▶ [WORK TO COMPLETE]: Copy out the listing exactly.

[Dataset items]
>>>

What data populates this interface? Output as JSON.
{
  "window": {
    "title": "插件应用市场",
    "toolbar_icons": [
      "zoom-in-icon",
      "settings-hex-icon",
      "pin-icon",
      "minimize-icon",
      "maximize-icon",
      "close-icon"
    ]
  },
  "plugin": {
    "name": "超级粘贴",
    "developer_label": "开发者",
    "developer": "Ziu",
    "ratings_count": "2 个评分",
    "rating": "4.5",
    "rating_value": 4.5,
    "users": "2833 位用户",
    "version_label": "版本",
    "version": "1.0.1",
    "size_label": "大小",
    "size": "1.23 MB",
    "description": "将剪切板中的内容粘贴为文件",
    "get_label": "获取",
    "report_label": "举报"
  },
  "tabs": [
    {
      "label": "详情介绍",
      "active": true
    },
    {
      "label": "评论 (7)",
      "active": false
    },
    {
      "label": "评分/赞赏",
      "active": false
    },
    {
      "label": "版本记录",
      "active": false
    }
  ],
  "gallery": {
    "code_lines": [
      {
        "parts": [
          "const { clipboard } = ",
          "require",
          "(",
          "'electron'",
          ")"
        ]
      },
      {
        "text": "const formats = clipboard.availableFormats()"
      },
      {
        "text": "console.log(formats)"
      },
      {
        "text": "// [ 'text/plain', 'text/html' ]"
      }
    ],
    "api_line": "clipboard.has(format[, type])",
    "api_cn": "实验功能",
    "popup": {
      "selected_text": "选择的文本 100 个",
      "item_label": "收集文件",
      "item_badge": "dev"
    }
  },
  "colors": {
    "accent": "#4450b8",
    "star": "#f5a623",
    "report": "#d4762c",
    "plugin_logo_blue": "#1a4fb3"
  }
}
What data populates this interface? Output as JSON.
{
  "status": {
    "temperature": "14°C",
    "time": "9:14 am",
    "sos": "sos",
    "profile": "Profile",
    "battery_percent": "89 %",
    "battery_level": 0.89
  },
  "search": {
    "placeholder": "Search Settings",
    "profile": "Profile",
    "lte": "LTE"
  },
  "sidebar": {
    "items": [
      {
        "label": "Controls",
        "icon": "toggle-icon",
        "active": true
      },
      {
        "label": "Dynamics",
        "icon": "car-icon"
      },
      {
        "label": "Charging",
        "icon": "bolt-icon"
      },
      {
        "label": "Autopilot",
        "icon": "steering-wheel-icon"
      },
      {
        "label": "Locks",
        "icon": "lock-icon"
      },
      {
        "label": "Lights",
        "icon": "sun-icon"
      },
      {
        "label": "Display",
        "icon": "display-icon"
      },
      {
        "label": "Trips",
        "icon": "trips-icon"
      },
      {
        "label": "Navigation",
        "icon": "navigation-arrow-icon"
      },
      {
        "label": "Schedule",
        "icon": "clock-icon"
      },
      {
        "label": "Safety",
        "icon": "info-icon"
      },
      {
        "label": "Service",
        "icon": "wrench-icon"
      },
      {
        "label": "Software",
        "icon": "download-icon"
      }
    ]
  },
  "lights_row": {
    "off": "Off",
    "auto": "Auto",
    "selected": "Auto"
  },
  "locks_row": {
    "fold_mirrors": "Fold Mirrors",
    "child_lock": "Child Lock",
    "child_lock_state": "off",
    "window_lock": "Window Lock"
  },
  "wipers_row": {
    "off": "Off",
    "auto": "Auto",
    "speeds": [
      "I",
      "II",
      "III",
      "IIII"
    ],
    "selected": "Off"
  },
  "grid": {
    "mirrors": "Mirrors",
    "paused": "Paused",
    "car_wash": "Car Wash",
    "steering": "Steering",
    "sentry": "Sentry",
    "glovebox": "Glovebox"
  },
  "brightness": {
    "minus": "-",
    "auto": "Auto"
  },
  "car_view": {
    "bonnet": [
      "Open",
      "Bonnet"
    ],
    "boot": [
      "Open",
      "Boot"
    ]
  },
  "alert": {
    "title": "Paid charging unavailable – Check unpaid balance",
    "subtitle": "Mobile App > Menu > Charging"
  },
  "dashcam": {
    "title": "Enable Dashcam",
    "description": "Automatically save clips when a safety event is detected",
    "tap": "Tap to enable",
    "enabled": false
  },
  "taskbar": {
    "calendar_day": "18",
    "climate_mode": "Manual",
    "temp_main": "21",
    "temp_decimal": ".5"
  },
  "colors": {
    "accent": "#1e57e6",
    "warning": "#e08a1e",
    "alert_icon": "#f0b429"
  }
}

<<<

▶ [TASK SOLUTION]:
What data populates this interface? Output as JSON.
{
  "window": {
    "title": "插件应用市场",
    "toolbar_icons": [
      "zoom-in-icon",
      "settings-hex-icon",
      "pin-icon",
      "minimize-icon",
      "maximize-icon",
      "close-icon"
    ]
  },
  "plugin": {
    "name": "超级粘贴",
    "developer_label": "开发者",
    "developer": "Ziu",
    "ratings_count": "2 个评分",
    "rating": "4.5",
    "rating_value": 4.5,
    "users": "2833 位用户",
    "version_label": "版本",
    "version": "1.0.1",
    "size_label": "大小",
    "size": "1.23 MB",
    "description": "将剪切板中的内容粘贴为文件",
    "get_label": "获取",
    "report_label": "举报"
  },
  "tabs": [
    {
      "label": "详情介绍",
      "active": true
    },
    {
      "label": "评论 (7)",
      "active": false
    },
    {
      "label": "评分/赞赏",
      "active": false
    },
    {
      "label": "版本记录",
      "active": false
    }
  ],
  "gallery": {
    "code_lines": [
      {
        "parts": [
          "const { clipboard } = ",
          "require",
          "(",
          "'electron'",
          ")"
        ]
      },
      {
        "text": "const formats = clipboard.availableFormats()"
      },
      {
        "text": "console.log(formats)"
      },
      {
        "text": "// [ 'text/plain', 'text/html' ]"
      }
    ],
    "api_line": "clipboard.has(format[, type])",
    "api_cn": "实验功能",
    "popup": {
      "selected_text": "选择的文本 100 个",
      "item_label": "收集文件",
      "item_badge": "dev"
    }
  },
  "colors": {
    "accent": "#4450b8",
    "star": "#f5a623",
    "report": "#d4762c",
    "plugin_logo_blue": "#1a4fb3"
  }
}
What data populates this interface? Output as JSON.
{
  "status": {
    "temperature": "14°C",
    "time": "9:14 am",
    "sos": "sos",
    "profile": "Profile",
    "battery_percent": "89 %",
    "battery_level": 0.89
  },
  "search": {
    "placeholder": "Search Settings",
    "profile": "Profile",
    "lte": "LTE"
  },
  "sidebar": {
    "items": [
      {
        "label": "Controls",
        "icon": "toggle-icon",
        "active": true
      },
      {
        "label": "Dynamics",
        "icon": "car-icon"
      },
      {
        "label": "Charging",
        "icon": "bolt-icon"
      },
      {
        "label": "Autopilot",
        "icon": "steering-wheel-icon"
      },
      {
        "label": "Locks",
        "icon": "lock-icon"
      },
      {
        "label": "Lights",
        "icon": "sun-icon"
      },
      {
        "label": "Display",
        "icon": "display-icon"
      },
      {
        "label": "Trips",
        "icon": "trips-icon"
      },
      {
        "label": "Navigation",
        "icon": "navigation-arrow-icon"
      },
      {
        "label": "Schedule",
        "icon": "clock-icon"
      },
      {
        "label": "Safety",
        "icon": "info-icon"
      },
      {
        "label": "Service",
        "icon": "wrench-icon"
      },
      {
        "label": "Software",
        "icon": "download-icon"
      }
    ]
  },
  "lights_row": {
    "off": "Off",
    "auto": "Auto",
    "selected": "Auto"
  },
  "locks_row": {
    "fold_mirrors": "Fold Mirrors",
    "child_lock": "Child Lock",
    "child_lock_state": "off",
    "window_lock": "Window Lock"
  },
  "wipers_row": {
    "off": "Off",
    "auto": "Auto",
    "speeds": [
      "I",
      "II",
      "III",
      "IIII"
    ],
    "selected": "Off"
  },
  "grid": {
    "mirrors": "Mirrors",
    "paused": "Paused",
    "car_wash": "Car Wash",
    "steering": "Steering",
    "sentry": "Sentry",
    "glovebox": "Glovebox"
  },
  "brightness": {
    "minus": "-",
    "auto": "Auto"
  },
  "car_view": {
    "bonnet": [
      "Open",
      "Bonnet"
    ],
    "boot": [
      "Open",
      "Boot"
    ]
  },
  "alert": {
    "title": "Paid charging unavailable – Check unpaid balance",
    "subtitle": "Mobile App > Menu > Charging"
  },
  "dashcam": {
    "title": "Enable Dashcam",
    "description": "Automatically save clips when a safety event is detected",
    "tap": "Tap to enable",
    "enabled": false
  },
  "taskbar": {
    "calendar_day": "18",
    "climate_mode": "Manual",
    "temp_main": "21",
    "temp_decimal": ".5"
  },
  "colors": {
    "accent": "#1e57e6",
    "warning": "#e08a1e",
    "alert_icon": "#f0b429"
  }
}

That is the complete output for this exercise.